Dataset entries:

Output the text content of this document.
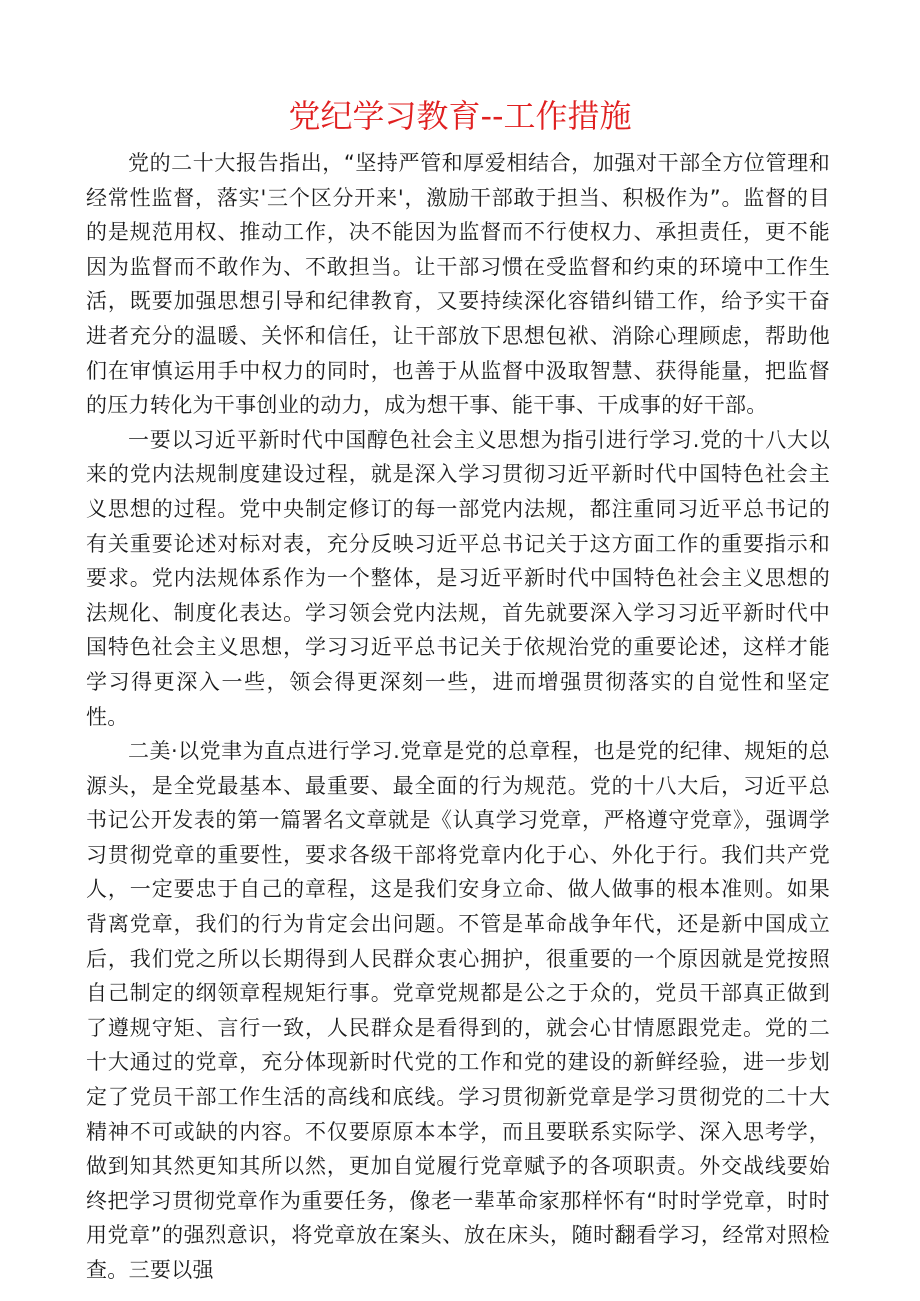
党纪学习教育--工作措施

党的二十大报告指出，“坚持严管和厚爱相结合，加强对干部全方位管理和经常性监督，落实'三个区分开来'，激励干部敢于担当、积极作为”。监督的目的是规范用权、推动工作，决不能因为监督而不行使权力、承担责任，更不能因为监督而不敢作为、不敢担当。让干部习惯在受监督和约束的环境中工作生活，既要加强思想引导和纪律教育，又要持续深化容错纠错工作，给予实干奋进者充分的温暖、关怀和信任，让干部放下思想包袱、消除心理顾虑，帮助他们在审慎运用手中权力的同时，也善于从监督中汲取智慧、获得能量，把监督的压力转化为干事创业的动力，成为想干事、能干事、干成事的好干部。

一要以习近平新时代中国醇色社会主义思想为指引进行学习.党的十八大以来的党内法规制度建设过程，就是深入学习贯彻习近平新时代中国特色社会主义思想的过程。党中央制定修订的每一部党内法规，都注重同习近平总书记的有关重要论述对标对表，充分反映习近平总书记关于这方面工作的重要指示和要求。党内法规体系作为一个整体，是习近平新时代中国特色社会主义思想的法规化、制度化表达。学习领会党内法规，首先就要深入学习习近平新时代中国特色社会主义思想，学习习近平总书记关于依规治党的重要论述，这样才能学习得更深入一些，领会得更深刻一些，进而增强贯彻落实的自觉性和坚定性。

二美·以党聿为直点进行学习.党章是党的总章程，也是党的纪律、规矩的总源头，是全党最基本、最重要、最全面的行为规范。党的十八大后，习近平总书记公开发表的第一篇署名文章就是《认真学习党章，严格遵守党章》，强调学习贯彻党章的重要性，要求各级干部将党章内化于心、外化于行。我们共产党人，一定要忠于自己的章程，这是我们安身立命、做人做事的根本准则。如果背离党章，我们的行为肯定会出问题。不管是革命战争年代，还是新中国成立后，我们党之所以长期得到人民群众衷心拥护，很重要的一个原因就是党按照自己制定的纲领章程规矩行事。党章党规都是公之于众的，党员干部真正做到了遵规守矩、言行一致，人民群众是看得到的，就会心甘情愿跟党走。党的二十大通过的党章，充分体现新时代党的工作和党的建设的新鲜经验，进一步划定了党员干部工作生活的高线和底线。学习贯彻新党章是学习贯彻党的二十大精神不可或缺的内容。不仅要原原本本学，而且要联系实际学、深入思考学，做到知其然更知其所以然，更加自觉履行党章赋予的各项职责。外交战线要始终把学习贯彻党章作为重要任务，像老一辈革命家那样怀有“时时学党章，时时用党章”的强烈意识，将党章放在案头、放在床头，随时翻看学习，经常对照检查。三要以强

INSTRUCTION
Leave the pictures out, and print every line of the listing exactly as written.

ANSWER IN FULL
Output the text content of this document.
党纪学习教育--工作措施

党的二十大报告指出，“坚持严管和厚爱相结合，加强对干部全方位管理和经常性监督，落实'三个区分开来'，激励干部敢于担当、积极作为”。监督的目的是规范用权、推动工作，决不能因为监督而不行使权力、承担责任，更不能因为监督而不敢作为、不敢担当。让干部习惯在受监督和约束的环境中工作生活，既要加强思想引导和纪律教育，又要持续深化容错纠错工作，给予实干奋进者充分的温暖、关怀和信任，让干部放下思想包袱、消除心理顾虑，帮助他们在审慎运用手中权力的同时，也善于从监督中汲取智慧、获得能量，把监督的压力转化为干事创业的动力，成为想干事、能干事、干成事的好干部。

一要以习近平新时代中国醇色社会主义思想为指引进行学习.党的十八大以来的党内法规制度建设过程，就是深入学习贯彻习近平新时代中国特色社会主义思想的过程。党中央制定修订的每一部党内法规，都注重同习近平总书记的有关重要论述对标对表，充分反映习近平总书记关于这方面工作的重要指示和要求。党内法规体系作为一个整体，是习近平新时代中国特色社会主义思想的法规化、制度化表达。学习领会党内法规，首先就要深入学习习近平新时代中国特色社会主义思想，学习习近平总书记关于依规治党的重要论述，这样才能学习得更深入一些，领会得更深刻一些，进而增强贯彻落实的自觉性和坚定性。

二美·以党聿为直点进行学习.党章是党的总章程，也是党的纪律、规矩的总源头，是全党最基本、最重要、最全面的行为规范。党的十八大后，习近平总书记公开发表的第一篇署名文章就是《认真学习党章，严格遵守党章》，强调学习贯彻党章的重要性，要求各级干部将党章内化于心、外化于行。我们共产党人，一定要忠于自己的章程，这是我们安身立命、做人做事的根本准则。如果背离党章，我们的行为肯定会出问题。不管是革命战争年代，还是新中国成立后，我们党之所以长期得到人民群众衷心拥护，很重要的一个原因就是党按照自己制定的纲领章程规矩行事。党章党规都是公之于众的，党员干部真正做到了遵规守矩、言行一致，人民群众是看得到的，就会心甘情愿跟党走。党的二十大通过的党章，充分体现新时代党的工作和党的建设的新鲜经验，进一步划定了党员干部工作生活的高线和底线。学习贯彻新党章是学习贯彻党的二十大精神不可或缺的内容。不仅要原原本本学，而且要联系实际学、深入思考学，做到知其然更知其所以然，更加自觉履行党章赋予的各项职责。外交战线要始终把学习贯彻党章作为重要任务，像老一辈革命家那样怀有“时时学党章，时时用党章”的强烈意识，将党章放在案头、放在床头，随时翻看学习，经常对照检查。三要以强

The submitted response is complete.